● STATED EXERCISE: Note how many lines contain "były" and give that number, with nothing else.

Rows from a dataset
=====

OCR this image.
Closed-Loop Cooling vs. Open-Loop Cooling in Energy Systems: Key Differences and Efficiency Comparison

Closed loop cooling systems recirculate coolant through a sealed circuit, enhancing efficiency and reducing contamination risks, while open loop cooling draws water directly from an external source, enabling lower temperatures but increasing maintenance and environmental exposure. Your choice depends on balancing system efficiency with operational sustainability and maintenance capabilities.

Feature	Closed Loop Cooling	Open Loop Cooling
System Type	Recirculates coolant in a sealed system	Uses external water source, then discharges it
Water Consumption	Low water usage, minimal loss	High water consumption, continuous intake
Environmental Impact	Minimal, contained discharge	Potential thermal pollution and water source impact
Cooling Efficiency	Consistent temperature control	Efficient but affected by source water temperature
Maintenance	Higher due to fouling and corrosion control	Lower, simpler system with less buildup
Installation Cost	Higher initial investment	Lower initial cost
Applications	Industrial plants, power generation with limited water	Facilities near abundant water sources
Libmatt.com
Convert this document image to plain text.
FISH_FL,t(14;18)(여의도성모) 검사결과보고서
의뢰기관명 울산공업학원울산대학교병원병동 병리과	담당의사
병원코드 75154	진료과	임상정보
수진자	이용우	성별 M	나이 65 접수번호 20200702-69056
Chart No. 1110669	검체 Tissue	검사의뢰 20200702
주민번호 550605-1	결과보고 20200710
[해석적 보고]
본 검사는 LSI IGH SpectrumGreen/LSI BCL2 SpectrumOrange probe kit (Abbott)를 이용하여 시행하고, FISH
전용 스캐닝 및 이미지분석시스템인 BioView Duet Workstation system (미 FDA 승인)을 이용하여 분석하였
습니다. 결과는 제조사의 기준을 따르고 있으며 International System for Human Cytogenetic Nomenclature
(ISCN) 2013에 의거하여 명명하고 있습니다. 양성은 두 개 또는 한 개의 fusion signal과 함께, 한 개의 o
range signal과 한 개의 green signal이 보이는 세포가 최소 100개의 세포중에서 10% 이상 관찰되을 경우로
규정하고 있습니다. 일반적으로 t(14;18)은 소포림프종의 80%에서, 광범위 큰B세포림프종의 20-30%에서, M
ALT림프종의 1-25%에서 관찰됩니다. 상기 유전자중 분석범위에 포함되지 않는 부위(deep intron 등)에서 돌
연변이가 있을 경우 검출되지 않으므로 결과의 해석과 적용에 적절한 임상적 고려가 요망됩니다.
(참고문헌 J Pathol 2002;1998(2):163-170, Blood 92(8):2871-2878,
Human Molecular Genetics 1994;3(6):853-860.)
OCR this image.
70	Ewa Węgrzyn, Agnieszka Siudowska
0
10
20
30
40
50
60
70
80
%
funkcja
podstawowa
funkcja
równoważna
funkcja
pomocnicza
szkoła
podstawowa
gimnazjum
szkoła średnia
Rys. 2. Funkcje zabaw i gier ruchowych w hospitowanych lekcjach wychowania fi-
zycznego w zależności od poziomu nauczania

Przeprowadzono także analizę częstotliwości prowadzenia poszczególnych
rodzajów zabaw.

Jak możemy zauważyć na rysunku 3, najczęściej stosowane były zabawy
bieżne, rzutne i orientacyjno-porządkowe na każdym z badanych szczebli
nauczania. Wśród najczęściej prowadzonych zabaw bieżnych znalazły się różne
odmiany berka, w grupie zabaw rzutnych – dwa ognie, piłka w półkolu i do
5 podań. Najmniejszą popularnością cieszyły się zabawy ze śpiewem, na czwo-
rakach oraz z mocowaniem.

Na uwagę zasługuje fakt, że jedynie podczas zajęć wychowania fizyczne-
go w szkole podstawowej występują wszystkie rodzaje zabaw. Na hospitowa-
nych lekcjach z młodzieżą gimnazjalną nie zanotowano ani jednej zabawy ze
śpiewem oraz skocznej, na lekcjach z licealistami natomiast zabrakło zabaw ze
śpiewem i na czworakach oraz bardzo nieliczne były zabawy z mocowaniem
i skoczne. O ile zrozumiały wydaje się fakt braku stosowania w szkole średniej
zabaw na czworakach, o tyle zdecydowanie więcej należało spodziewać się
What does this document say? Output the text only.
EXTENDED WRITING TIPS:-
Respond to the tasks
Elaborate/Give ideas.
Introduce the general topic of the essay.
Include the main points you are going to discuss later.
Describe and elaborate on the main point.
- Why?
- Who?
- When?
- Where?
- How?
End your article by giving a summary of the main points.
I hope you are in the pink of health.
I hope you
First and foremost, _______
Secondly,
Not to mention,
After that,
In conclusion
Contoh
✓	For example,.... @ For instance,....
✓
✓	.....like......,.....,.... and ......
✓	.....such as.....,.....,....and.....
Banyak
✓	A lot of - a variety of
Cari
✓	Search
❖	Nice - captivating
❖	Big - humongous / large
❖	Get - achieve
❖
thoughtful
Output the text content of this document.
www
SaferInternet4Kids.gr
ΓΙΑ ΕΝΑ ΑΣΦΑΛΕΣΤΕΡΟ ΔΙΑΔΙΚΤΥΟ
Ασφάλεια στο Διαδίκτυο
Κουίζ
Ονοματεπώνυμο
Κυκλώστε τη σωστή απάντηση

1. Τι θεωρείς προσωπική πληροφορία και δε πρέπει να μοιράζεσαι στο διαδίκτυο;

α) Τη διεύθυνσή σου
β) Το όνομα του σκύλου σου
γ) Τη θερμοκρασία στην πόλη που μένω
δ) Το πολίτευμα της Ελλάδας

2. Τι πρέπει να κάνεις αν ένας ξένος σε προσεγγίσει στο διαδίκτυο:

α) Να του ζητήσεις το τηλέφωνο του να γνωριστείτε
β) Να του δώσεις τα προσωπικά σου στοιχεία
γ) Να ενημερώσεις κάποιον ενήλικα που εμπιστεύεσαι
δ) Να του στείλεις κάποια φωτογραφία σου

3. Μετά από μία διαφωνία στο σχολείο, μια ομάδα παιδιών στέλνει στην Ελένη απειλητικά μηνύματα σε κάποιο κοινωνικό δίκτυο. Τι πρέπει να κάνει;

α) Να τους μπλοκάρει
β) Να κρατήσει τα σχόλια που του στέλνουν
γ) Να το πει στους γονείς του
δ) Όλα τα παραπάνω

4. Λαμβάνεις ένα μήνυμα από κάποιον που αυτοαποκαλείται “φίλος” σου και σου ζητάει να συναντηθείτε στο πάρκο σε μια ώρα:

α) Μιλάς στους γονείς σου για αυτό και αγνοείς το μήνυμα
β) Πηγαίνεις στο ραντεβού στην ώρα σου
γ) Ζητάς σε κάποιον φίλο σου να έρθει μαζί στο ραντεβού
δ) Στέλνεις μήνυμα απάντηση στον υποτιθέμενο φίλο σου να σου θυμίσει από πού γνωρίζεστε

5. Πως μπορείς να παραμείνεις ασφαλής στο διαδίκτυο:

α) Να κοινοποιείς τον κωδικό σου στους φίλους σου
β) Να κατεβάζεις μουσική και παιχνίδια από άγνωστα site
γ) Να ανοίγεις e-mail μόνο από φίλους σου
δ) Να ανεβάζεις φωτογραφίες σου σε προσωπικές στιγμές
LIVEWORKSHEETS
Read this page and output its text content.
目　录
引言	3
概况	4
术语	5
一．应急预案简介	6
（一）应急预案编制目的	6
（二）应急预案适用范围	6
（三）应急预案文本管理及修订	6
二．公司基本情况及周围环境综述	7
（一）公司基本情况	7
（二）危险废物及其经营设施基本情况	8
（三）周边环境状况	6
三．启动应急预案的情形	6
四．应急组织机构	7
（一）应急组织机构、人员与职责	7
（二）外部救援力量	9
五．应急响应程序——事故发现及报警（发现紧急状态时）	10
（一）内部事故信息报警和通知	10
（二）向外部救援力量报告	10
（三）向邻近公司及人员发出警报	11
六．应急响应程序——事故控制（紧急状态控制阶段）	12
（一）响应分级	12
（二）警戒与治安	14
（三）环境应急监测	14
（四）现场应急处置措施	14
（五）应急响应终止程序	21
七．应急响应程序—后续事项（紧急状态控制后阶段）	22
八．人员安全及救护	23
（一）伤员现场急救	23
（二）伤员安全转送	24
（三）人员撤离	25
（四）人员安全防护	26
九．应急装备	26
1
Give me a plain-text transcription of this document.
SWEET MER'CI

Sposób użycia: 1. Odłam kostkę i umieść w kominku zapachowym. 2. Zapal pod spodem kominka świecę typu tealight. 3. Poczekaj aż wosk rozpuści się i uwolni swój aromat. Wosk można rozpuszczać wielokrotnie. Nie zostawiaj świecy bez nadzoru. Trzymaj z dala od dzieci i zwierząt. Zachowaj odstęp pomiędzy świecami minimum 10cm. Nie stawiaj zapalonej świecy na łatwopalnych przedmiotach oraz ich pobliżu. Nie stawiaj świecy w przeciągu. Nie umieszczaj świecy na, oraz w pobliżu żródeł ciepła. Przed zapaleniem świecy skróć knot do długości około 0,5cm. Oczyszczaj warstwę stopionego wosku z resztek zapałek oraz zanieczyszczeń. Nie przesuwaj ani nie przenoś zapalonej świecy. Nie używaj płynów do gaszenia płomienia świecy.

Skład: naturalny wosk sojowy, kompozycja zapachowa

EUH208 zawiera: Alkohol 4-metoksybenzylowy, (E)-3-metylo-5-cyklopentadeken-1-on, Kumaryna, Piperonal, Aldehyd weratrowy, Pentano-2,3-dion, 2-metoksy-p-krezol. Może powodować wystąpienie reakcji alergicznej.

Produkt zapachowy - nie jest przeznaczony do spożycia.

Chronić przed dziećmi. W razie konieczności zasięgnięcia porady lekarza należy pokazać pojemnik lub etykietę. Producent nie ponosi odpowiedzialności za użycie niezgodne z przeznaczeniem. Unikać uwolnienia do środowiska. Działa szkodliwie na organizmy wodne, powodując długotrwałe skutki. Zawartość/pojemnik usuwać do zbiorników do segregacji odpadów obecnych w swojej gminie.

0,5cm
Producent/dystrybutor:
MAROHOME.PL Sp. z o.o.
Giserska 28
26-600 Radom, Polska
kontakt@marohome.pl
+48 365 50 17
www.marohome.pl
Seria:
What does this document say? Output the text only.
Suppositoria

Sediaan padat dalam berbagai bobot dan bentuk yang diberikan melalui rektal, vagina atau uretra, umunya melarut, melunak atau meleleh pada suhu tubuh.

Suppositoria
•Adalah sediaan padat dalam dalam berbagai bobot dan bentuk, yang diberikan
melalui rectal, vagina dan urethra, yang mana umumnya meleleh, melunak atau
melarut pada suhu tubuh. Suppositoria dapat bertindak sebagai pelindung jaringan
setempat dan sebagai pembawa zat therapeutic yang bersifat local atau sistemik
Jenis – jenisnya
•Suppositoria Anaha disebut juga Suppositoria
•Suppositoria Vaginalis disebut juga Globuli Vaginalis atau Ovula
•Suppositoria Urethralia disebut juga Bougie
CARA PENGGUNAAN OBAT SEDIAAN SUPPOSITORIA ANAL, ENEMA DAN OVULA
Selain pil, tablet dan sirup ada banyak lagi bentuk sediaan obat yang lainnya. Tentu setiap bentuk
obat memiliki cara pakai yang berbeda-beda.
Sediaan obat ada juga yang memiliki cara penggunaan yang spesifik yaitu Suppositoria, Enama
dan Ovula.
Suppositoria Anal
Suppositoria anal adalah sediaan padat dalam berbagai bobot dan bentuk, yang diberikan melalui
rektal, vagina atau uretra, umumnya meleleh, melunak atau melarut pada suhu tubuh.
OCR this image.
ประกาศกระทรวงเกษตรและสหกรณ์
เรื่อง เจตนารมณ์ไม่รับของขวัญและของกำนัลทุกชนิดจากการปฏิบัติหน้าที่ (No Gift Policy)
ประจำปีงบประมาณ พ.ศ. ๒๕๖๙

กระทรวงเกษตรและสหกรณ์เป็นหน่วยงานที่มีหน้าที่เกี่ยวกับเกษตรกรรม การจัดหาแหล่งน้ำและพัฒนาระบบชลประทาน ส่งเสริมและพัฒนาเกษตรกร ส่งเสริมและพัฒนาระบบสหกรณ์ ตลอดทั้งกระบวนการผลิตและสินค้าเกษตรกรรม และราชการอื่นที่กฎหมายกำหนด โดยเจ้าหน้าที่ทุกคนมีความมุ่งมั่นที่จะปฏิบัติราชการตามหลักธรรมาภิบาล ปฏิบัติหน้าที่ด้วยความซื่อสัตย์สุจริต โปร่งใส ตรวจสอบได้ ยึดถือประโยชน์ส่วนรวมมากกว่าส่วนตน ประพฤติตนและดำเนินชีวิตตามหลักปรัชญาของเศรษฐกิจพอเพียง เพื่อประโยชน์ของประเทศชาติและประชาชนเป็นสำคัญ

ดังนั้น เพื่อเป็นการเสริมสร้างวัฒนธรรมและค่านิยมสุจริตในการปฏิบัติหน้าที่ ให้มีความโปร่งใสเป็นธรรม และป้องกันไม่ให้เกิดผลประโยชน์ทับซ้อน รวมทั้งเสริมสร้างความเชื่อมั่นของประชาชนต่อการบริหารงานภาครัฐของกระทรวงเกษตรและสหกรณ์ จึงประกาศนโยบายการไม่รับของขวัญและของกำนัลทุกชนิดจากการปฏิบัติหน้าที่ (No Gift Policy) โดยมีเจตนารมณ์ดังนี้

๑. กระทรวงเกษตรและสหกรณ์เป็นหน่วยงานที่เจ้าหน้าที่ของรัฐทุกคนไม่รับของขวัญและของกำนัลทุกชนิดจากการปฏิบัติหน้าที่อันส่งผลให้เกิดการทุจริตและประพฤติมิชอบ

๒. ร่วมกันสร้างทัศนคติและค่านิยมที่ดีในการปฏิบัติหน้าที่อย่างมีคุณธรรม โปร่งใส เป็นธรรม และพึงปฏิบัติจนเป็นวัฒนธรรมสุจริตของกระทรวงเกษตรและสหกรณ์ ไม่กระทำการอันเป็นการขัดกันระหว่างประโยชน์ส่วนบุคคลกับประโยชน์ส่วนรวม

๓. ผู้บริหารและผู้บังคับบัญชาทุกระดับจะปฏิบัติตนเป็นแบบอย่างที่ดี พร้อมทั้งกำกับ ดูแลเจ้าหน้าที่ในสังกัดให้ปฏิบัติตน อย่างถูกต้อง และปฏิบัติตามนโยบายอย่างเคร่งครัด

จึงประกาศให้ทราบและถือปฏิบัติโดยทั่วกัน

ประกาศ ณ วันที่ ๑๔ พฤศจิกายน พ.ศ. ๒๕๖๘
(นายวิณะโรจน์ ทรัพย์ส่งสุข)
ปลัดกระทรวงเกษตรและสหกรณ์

=====

● RESULT OF THIS EXERCISE: 2